==== Dataset records

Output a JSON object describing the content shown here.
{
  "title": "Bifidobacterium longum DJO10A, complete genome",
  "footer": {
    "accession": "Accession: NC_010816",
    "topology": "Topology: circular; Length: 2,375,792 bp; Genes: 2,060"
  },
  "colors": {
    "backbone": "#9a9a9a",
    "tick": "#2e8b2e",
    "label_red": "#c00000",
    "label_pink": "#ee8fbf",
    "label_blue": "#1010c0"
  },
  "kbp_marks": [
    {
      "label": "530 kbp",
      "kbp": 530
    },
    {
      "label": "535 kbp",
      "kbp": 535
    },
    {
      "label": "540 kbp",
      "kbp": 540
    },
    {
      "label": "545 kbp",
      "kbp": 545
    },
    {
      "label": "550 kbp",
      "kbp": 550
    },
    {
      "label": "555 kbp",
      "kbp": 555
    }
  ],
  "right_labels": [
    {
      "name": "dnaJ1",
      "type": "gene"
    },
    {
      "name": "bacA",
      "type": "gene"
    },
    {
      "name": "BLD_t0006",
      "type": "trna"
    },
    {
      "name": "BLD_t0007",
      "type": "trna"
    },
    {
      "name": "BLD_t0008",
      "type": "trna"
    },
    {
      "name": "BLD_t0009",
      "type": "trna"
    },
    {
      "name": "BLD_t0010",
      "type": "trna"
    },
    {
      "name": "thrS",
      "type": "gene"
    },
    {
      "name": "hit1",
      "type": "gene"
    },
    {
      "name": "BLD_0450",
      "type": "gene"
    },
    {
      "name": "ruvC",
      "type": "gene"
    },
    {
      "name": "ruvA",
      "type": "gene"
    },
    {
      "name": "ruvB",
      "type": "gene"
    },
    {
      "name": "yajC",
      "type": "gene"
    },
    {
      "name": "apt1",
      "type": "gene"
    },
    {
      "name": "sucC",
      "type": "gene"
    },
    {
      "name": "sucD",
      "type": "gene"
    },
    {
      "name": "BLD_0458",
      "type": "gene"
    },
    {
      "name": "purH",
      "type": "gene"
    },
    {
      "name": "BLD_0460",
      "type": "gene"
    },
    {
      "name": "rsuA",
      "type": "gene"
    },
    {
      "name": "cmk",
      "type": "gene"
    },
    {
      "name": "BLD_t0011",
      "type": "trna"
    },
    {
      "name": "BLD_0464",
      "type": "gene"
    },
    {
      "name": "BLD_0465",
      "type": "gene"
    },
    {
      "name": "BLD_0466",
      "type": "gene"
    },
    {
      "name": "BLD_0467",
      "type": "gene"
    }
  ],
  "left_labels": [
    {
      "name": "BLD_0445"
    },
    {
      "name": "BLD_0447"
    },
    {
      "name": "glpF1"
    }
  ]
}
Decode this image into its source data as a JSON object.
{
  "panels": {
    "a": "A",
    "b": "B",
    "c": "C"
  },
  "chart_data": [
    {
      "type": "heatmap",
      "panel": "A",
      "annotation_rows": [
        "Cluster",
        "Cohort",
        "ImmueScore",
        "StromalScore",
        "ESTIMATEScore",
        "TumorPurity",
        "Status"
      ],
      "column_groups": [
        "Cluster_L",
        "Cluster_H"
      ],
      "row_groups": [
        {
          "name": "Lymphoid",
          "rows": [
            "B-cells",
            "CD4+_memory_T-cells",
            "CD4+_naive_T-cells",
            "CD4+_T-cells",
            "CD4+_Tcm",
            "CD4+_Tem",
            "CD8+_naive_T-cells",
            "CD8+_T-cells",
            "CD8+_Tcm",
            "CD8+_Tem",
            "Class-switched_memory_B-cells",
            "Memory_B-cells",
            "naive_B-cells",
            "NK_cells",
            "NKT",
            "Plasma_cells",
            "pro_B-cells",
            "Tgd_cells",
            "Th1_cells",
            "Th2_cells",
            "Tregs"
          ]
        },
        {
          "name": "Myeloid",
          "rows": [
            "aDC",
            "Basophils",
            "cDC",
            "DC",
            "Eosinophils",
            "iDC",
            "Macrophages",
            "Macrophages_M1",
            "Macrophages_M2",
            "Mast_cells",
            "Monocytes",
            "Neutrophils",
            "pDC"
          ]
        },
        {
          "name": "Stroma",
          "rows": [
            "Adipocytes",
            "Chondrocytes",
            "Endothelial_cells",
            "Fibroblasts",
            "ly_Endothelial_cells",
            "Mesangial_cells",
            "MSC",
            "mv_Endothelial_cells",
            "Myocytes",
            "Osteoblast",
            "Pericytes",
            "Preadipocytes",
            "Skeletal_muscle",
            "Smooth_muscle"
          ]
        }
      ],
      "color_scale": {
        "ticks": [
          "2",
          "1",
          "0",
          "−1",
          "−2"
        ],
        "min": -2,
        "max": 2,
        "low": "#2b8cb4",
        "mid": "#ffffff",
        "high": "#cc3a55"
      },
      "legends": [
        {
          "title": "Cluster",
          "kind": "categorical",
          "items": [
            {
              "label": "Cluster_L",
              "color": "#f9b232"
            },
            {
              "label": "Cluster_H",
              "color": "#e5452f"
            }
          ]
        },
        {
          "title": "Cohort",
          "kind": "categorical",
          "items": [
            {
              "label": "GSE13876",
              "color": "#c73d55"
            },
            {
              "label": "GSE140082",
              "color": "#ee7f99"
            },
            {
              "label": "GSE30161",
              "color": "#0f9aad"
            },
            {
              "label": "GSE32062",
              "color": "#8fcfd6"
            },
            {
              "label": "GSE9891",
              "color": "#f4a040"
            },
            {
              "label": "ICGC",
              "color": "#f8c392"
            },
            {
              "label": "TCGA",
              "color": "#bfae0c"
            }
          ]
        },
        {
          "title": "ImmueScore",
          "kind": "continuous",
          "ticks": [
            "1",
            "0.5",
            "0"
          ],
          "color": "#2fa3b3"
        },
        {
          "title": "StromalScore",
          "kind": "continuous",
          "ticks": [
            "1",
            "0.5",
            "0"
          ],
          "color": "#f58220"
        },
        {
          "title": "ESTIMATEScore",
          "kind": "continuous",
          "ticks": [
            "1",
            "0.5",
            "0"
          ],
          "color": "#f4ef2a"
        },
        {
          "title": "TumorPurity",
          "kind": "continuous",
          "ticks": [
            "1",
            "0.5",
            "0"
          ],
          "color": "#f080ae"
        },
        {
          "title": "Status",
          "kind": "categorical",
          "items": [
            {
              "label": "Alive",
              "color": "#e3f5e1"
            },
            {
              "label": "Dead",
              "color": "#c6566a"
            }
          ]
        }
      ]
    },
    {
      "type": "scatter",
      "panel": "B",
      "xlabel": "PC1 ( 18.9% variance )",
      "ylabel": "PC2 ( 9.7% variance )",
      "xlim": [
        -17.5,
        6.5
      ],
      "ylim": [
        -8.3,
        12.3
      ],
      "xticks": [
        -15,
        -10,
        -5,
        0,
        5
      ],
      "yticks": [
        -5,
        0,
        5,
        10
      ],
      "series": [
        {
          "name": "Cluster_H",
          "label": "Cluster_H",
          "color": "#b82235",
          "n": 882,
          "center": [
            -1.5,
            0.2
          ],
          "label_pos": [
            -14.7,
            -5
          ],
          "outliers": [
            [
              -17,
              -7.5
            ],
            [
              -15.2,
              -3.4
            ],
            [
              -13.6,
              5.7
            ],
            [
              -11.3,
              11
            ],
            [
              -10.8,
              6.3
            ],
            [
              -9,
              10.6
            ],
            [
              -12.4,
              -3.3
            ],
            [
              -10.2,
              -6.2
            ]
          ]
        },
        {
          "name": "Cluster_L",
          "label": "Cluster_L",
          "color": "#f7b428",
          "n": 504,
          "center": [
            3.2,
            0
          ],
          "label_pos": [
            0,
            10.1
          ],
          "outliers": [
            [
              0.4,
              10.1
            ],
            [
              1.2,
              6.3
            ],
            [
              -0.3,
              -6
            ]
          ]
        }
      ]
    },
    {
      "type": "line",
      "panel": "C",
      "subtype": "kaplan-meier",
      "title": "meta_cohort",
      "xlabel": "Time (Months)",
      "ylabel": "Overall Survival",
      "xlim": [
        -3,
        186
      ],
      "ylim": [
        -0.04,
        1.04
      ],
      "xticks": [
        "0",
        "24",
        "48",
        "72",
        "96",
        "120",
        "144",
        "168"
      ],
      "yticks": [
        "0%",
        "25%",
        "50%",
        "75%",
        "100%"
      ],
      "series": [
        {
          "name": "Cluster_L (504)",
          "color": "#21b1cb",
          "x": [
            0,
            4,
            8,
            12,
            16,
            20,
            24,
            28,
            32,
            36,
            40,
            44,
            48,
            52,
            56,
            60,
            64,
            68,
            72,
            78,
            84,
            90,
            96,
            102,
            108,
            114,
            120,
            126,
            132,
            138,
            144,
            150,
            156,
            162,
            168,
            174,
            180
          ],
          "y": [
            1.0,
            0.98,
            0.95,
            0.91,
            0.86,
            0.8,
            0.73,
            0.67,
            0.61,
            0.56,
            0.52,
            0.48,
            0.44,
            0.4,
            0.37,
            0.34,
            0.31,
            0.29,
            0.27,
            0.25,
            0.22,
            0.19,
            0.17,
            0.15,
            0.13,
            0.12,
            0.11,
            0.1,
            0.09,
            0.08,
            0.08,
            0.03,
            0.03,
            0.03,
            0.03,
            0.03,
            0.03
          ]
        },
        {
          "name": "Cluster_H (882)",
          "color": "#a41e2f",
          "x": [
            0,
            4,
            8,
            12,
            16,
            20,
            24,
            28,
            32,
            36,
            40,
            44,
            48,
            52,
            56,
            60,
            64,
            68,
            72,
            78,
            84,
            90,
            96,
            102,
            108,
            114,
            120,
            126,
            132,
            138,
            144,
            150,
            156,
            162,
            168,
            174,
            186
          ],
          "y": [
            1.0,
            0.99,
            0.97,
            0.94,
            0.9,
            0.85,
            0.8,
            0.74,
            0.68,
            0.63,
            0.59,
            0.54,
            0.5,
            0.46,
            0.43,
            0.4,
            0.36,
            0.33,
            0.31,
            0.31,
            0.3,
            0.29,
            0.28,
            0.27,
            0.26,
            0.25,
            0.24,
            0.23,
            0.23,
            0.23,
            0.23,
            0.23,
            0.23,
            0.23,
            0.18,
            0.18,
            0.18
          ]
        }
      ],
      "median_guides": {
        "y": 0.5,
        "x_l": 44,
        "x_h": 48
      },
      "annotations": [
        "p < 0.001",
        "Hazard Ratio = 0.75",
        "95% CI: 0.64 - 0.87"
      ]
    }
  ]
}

========

Scan the lines above for "JSON" and state how many match, nothing more.

2